● SET EXERCISE: Extract every line from the records below that contains the word "andel".

## start DATA ENTRIES

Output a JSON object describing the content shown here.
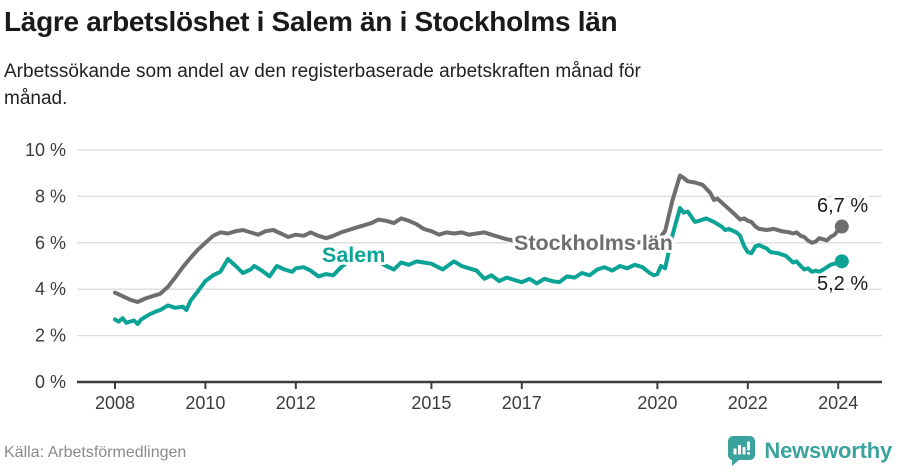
{
  "header": {
    "title": "Lägre arbetslöshet i Salem än i Stockholms län",
    "subtitle_line1": "Arbetssökande som andel av den registerbaserade arbetskraften månad för",
    "subtitle_line2": "månad."
  },
  "chart_data": {
    "type": "line",
    "title": "Lägre arbetslöshet i Salem än i Stockholms län",
    "subtitle": "Arbetssökande som andel av den registerbaserade arbetskraften månad för månad.",
    "xlabel": "",
    "ylabel": "",
    "ylim": [
      0,
      10
    ],
    "xlim": [
      2008,
      2024.35
    ],
    "grid": true,
    "legend_position": "inline-labels",
    "y_ticks": [
      {
        "value": 0,
        "label": "0 %"
      },
      {
        "value": 2,
        "label": "2 %"
      },
      {
        "value": 4,
        "label": "4 %"
      },
      {
        "value": 6,
        "label": "6 %"
      },
      {
        "value": 8,
        "label": "8 %"
      },
      {
        "value": 10,
        "label": "10 %"
      }
    ],
    "x_ticks": [
      {
        "value": 2008,
        "label": "2008"
      },
      {
        "value": 2010,
        "label": "2010"
      },
      {
        "value": 2012,
        "label": "2012"
      },
      {
        "value": 2015,
        "label": "2015"
      },
      {
        "value": 2017,
        "label": "2017"
      },
      {
        "value": 2020,
        "label": "2020"
      },
      {
        "value": 2022,
        "label": "2022"
      },
      {
        "value": 2024,
        "label": "2024"
      }
    ],
    "series": [
      {
        "name": "Stockholms län",
        "color": "#6e6e6e",
        "end_label": "6,7 %",
        "end_value": 6.7,
        "points": [
          [
            2008.0,
            3.85
          ],
          [
            2008.17,
            3.7
          ],
          [
            2008.33,
            3.55
          ],
          [
            2008.5,
            3.45
          ],
          [
            2008.67,
            3.6
          ],
          [
            2008.83,
            3.7
          ],
          [
            2009.0,
            3.8
          ],
          [
            2009.17,
            4.1
          ],
          [
            2009.33,
            4.5
          ],
          [
            2009.5,
            4.95
          ],
          [
            2009.67,
            5.35
          ],
          [
            2009.83,
            5.7
          ],
          [
            2010.0,
            6.0
          ],
          [
            2010.17,
            6.3
          ],
          [
            2010.33,
            6.45
          ],
          [
            2010.5,
            6.4
          ],
          [
            2010.67,
            6.5
          ],
          [
            2010.83,
            6.55
          ],
          [
            2011.0,
            6.45
          ],
          [
            2011.17,
            6.35
          ],
          [
            2011.33,
            6.5
          ],
          [
            2011.5,
            6.55
          ],
          [
            2011.67,
            6.4
          ],
          [
            2011.83,
            6.25
          ],
          [
            2012.0,
            6.35
          ],
          [
            2012.17,
            6.3
          ],
          [
            2012.33,
            6.45
          ],
          [
            2012.5,
            6.3
          ],
          [
            2012.67,
            6.2
          ],
          [
            2012.83,
            6.3
          ],
          [
            2013.0,
            6.45
          ],
          [
            2013.17,
            6.55
          ],
          [
            2013.33,
            6.65
          ],
          [
            2013.5,
            6.75
          ],
          [
            2013.67,
            6.85
          ],
          [
            2013.83,
            7.0
          ],
          [
            2014.0,
            6.95
          ],
          [
            2014.17,
            6.85
          ],
          [
            2014.33,
            7.05
          ],
          [
            2014.5,
            6.95
          ],
          [
            2014.67,
            6.8
          ],
          [
            2014.83,
            6.6
          ],
          [
            2015.0,
            6.5
          ],
          [
            2015.17,
            6.35
          ],
          [
            2015.33,
            6.45
          ],
          [
            2015.5,
            6.4
          ],
          [
            2015.67,
            6.45
          ],
          [
            2015.83,
            6.35
          ],
          [
            2016.0,
            6.4
          ],
          [
            2016.17,
            6.45
          ],
          [
            2016.33,
            6.35
          ],
          [
            2016.5,
            6.25
          ],
          [
            2016.67,
            6.15
          ],
          [
            2016.83,
            6.1
          ],
          [
            2017.0,
            6.15
          ],
          [
            2017.17,
            6.05
          ],
          [
            2017.33,
            6.0
          ],
          [
            2017.5,
            5.95
          ],
          [
            2017.67,
            6.0
          ],
          [
            2017.83,
            5.95
          ],
          [
            2018.0,
            5.9
          ],
          [
            2018.25,
            5.85
          ],
          [
            2018.5,
            5.9
          ],
          [
            2018.75,
            5.95
          ],
          [
            2019.0,
            5.9
          ],
          [
            2019.25,
            5.95
          ],
          [
            2019.5,
            6.0
          ],
          [
            2019.75,
            6.05
          ],
          [
            2020.0,
            6.1
          ],
          [
            2020.17,
            6.5
          ],
          [
            2020.33,
            7.8
          ],
          [
            2020.5,
            8.9
          ],
          [
            2020.58,
            8.8
          ],
          [
            2020.67,
            8.65
          ],
          [
            2020.83,
            8.6
          ],
          [
            2021.0,
            8.5
          ],
          [
            2021.17,
            8.15
          ],
          [
            2021.25,
            7.85
          ],
          [
            2021.33,
            7.9
          ],
          [
            2021.5,
            7.6
          ],
          [
            2021.67,
            7.3
          ],
          [
            2021.83,
            7.0
          ],
          [
            2021.92,
            7.05
          ],
          [
            2022.0,
            6.95
          ],
          [
            2022.08,
            6.9
          ],
          [
            2022.17,
            6.7
          ],
          [
            2022.25,
            6.6
          ],
          [
            2022.42,
            6.55
          ],
          [
            2022.58,
            6.6
          ],
          [
            2022.75,
            6.5
          ],
          [
            2022.92,
            6.45
          ],
          [
            2023.0,
            6.4
          ],
          [
            2023.08,
            6.45
          ],
          [
            2023.17,
            6.3
          ],
          [
            2023.25,
            6.25
          ],
          [
            2023.33,
            6.1
          ],
          [
            2023.42,
            6.0
          ],
          [
            2023.5,
            6.05
          ],
          [
            2023.58,
            6.2
          ],
          [
            2023.67,
            6.15
          ],
          [
            2023.75,
            6.1
          ],
          [
            2023.83,
            6.25
          ],
          [
            2023.92,
            6.35
          ],
          [
            2024.0,
            6.55
          ],
          [
            2024.08,
            6.7
          ]
        ]
      },
      {
        "name": "Salem",
        "color": "#0aa396",
        "end_label": "5,2 %",
        "end_value": 5.2,
        "points": [
          [
            2008.0,
            2.7
          ],
          [
            2008.08,
            2.6
          ],
          [
            2008.17,
            2.75
          ],
          [
            2008.25,
            2.55
          ],
          [
            2008.42,
            2.65
          ],
          [
            2008.5,
            2.5
          ],
          [
            2008.58,
            2.7
          ],
          [
            2008.75,
            2.9
          ],
          [
            2008.92,
            3.05
          ],
          [
            2009.0,
            3.1
          ],
          [
            2009.17,
            3.3
          ],
          [
            2009.33,
            3.2
          ],
          [
            2009.5,
            3.25
          ],
          [
            2009.58,
            3.1
          ],
          [
            2009.67,
            3.5
          ],
          [
            2009.83,
            3.9
          ],
          [
            2010.0,
            4.35
          ],
          [
            2010.17,
            4.6
          ],
          [
            2010.33,
            4.75
          ],
          [
            2010.5,
            5.3
          ],
          [
            2010.67,
            5.0
          ],
          [
            2010.83,
            4.7
          ],
          [
            2011.0,
            4.85
          ],
          [
            2011.08,
            5.0
          ],
          [
            2011.25,
            4.8
          ],
          [
            2011.42,
            4.55
          ],
          [
            2011.58,
            5.0
          ],
          [
            2011.75,
            4.85
          ],
          [
            2011.92,
            4.75
          ],
          [
            2012.0,
            4.9
          ],
          [
            2012.17,
            4.95
          ],
          [
            2012.33,
            4.8
          ],
          [
            2012.5,
            4.55
          ],
          [
            2012.67,
            4.65
          ],
          [
            2012.83,
            4.6
          ],
          [
            2013.0,
            4.95
          ],
          [
            2013.17,
            5.2
          ],
          [
            2013.33,
            5.45
          ],
          [
            2013.5,
            5.3
          ],
          [
            2013.67,
            5.4
          ],
          [
            2013.83,
            5.2
          ],
          [
            2014.0,
            5.0
          ],
          [
            2014.17,
            4.85
          ],
          [
            2014.33,
            5.15
          ],
          [
            2014.5,
            5.05
          ],
          [
            2014.67,
            5.2
          ],
          [
            2014.83,
            5.15
          ],
          [
            2015.0,
            5.1
          ],
          [
            2015.25,
            4.85
          ],
          [
            2015.5,
            5.2
          ],
          [
            2015.67,
            5.0
          ],
          [
            2015.83,
            4.9
          ],
          [
            2016.0,
            4.8
          ],
          [
            2016.17,
            4.45
          ],
          [
            2016.33,
            4.6
          ],
          [
            2016.5,
            4.35
          ],
          [
            2016.67,
            4.5
          ],
          [
            2016.83,
            4.4
          ],
          [
            2017.0,
            4.3
          ],
          [
            2017.17,
            4.45
          ],
          [
            2017.33,
            4.25
          ],
          [
            2017.5,
            4.45
          ],
          [
            2017.67,
            4.35
          ],
          [
            2017.83,
            4.3
          ],
          [
            2018.0,
            4.55
          ],
          [
            2018.17,
            4.5
          ],
          [
            2018.33,
            4.7
          ],
          [
            2018.5,
            4.6
          ],
          [
            2018.67,
            4.85
          ],
          [
            2018.83,
            4.95
          ],
          [
            2019.0,
            4.8
          ],
          [
            2019.17,
            5.0
          ],
          [
            2019.33,
            4.9
          ],
          [
            2019.5,
            5.05
          ],
          [
            2019.67,
            4.95
          ],
          [
            2019.83,
            4.7
          ],
          [
            2019.92,
            4.6
          ],
          [
            2020.0,
            4.65
          ],
          [
            2020.08,
            5.0
          ],
          [
            2020.17,
            4.9
          ],
          [
            2020.33,
            6.3
          ],
          [
            2020.5,
            7.5
          ],
          [
            2020.58,
            7.3
          ],
          [
            2020.67,
            7.35
          ],
          [
            2020.83,
            6.9
          ],
          [
            2020.92,
            6.95
          ],
          [
            2021.08,
            7.05
          ],
          [
            2021.25,
            6.9
          ],
          [
            2021.42,
            6.7
          ],
          [
            2021.5,
            6.55
          ],
          [
            2021.58,
            6.6
          ],
          [
            2021.75,
            6.45
          ],
          [
            2021.83,
            6.3
          ],
          [
            2021.92,
            5.85
          ],
          [
            2022.0,
            5.6
          ],
          [
            2022.08,
            5.55
          ],
          [
            2022.17,
            5.85
          ],
          [
            2022.25,
            5.9
          ],
          [
            2022.42,
            5.75
          ],
          [
            2022.5,
            5.6
          ],
          [
            2022.67,
            5.55
          ],
          [
            2022.83,
            5.45
          ],
          [
            2022.92,
            5.3
          ],
          [
            2023.0,
            5.15
          ],
          [
            2023.08,
            5.2
          ],
          [
            2023.17,
            5.0
          ],
          [
            2023.25,
            4.85
          ],
          [
            2023.33,
            4.9
          ],
          [
            2023.42,
            4.75
          ],
          [
            2023.5,
            4.8
          ],
          [
            2023.58,
            4.75
          ],
          [
            2023.67,
            4.85
          ],
          [
            2023.75,
            4.95
          ],
          [
            2023.83,
            5.05
          ],
          [
            2023.92,
            5.1
          ],
          [
            2024.0,
            5.15
          ],
          [
            2024.08,
            5.2
          ]
        ]
      }
    ]
  },
  "footer": {
    "source": "Källa: Arbetsförmedlingen",
    "brand_name": "Newsworthy",
    "logo_icon": "bar-chart-exclamation-bubble-icon"
  },
  "colors": {
    "salem_line": "#0aa396",
    "stockholm_line": "#6e6e6e",
    "brand_teal": "#3aa39d",
    "grid_line": "#dddddd",
    "axis": "#3c3c3c",
    "title_text": "#1a1a1a",
    "value_label_text": "#1c1c1c",
    "source_text": "#8a8a8a"
  }
}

## end DATA ENTRIES

● ANSWER TO THE EXERCISE:
    "subtitle_line1": "Arbetssökande som andel av den registerbaserade arbetskraften månad för",
    "subtitle": "Arbetssökande som andel av den registerbaserade arbetskraften månad för månad.",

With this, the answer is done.